§ **やること**: 笹谷峠の文章の中で、「笹谷峠は奥羽山脈越えの峠で、」から始まって「側の峠口まで通行止めになる。」まで続く部分を、一字も変えずにそのまま書き写してください。

§ **読む文章**:
════════════════

笹谷峠

 山形に住んでいると、ラジオの交通情報などで、毎日のように「笹谷」の名を耳にする。それほど山形県民になじみの深い笹谷峠は、山形でもっとも旧い峠の一つに数えられている。


峠口

山形自動車道関沢I.C.分岐点

 笹谷峠は奥羽山脈越えの峠で、宮城県川崎町を経由して山形市と仙台市を結んでいる。今回紹介するのは国道286号線の峠越え区間だ。道は山形自動車道の関沢インターチェンジ前で分岐する。標識に従って直進しよう。

国道286号線峠区間入口ゲート

 直進すると間もなくゲートが現れる。ここから先は重量5トン、全長6メートル以上の車両は通れない。冬になるとここから宮城側の峠口まで通行止めになる。


笹谷トンネル

山形自動車道笹谷トンネル

 峠口の脇からは、山形自動車道笹谷トンネルの入口が見える。
 山形自動車道は二本の長大なトンネルで峠の地下を通過している。上り車線が3385メートル(現在は改修されたため3411メートル)で、下り車線が3286メートル。上りトンネルの距離が「ささやゴー」の語呂合わせだったのは偶然らしい。


桂沢橋

桂沢橋

 ゲートをくぐると道は細くなり、急なカーブが現れる。小さな橋を渡れば、いよいよ本格的な峠道の始まりだ。

════════════════

§ **手元の情報**:
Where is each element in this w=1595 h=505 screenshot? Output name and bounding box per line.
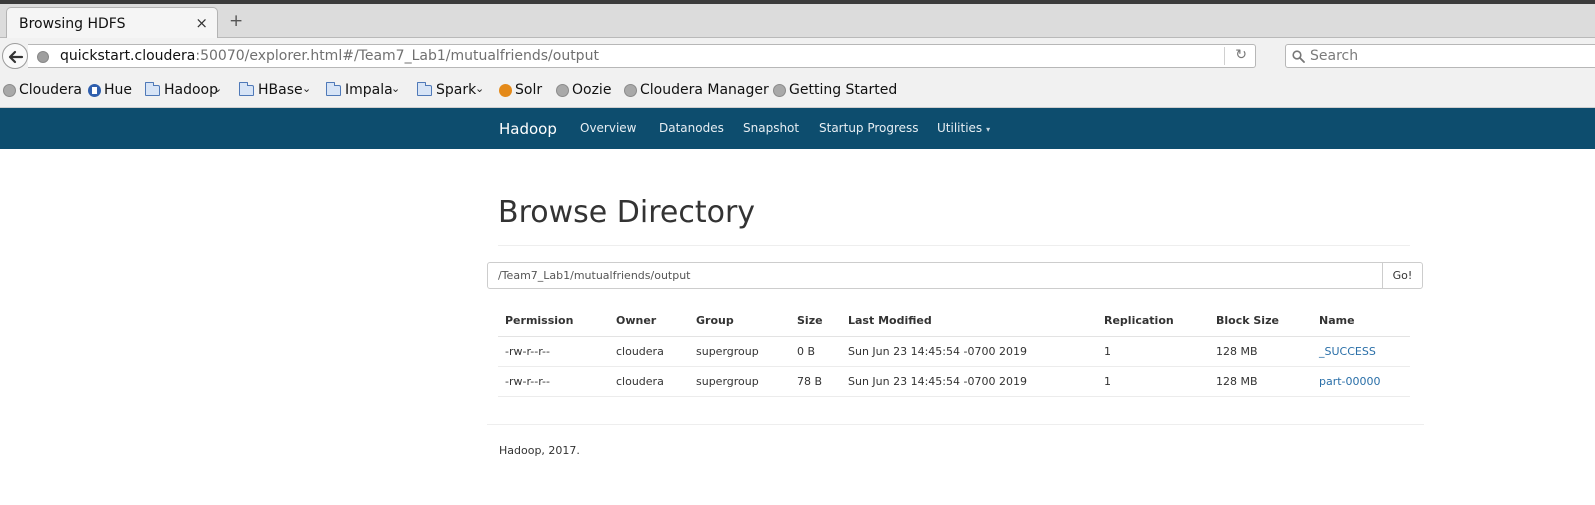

════════════════

§ **答え**:
笹谷峠は奥羽山脈越えの峠で、宮城県川崎町を経由して山形市と仙台市を結んでいる。今回紹介するのは国道286号線の峠越え区間だ。道は山形自動車道の関沢インターチェンジ前で分岐する。標識に従って直進しよう。

国道286号線峠区間入口ゲート

 直進すると間もなくゲートが現れる。ここから先は重量5トン、全長6メートル以上の車両は通れない。冬になるとここから宮城側の峠口まで通行止めになる。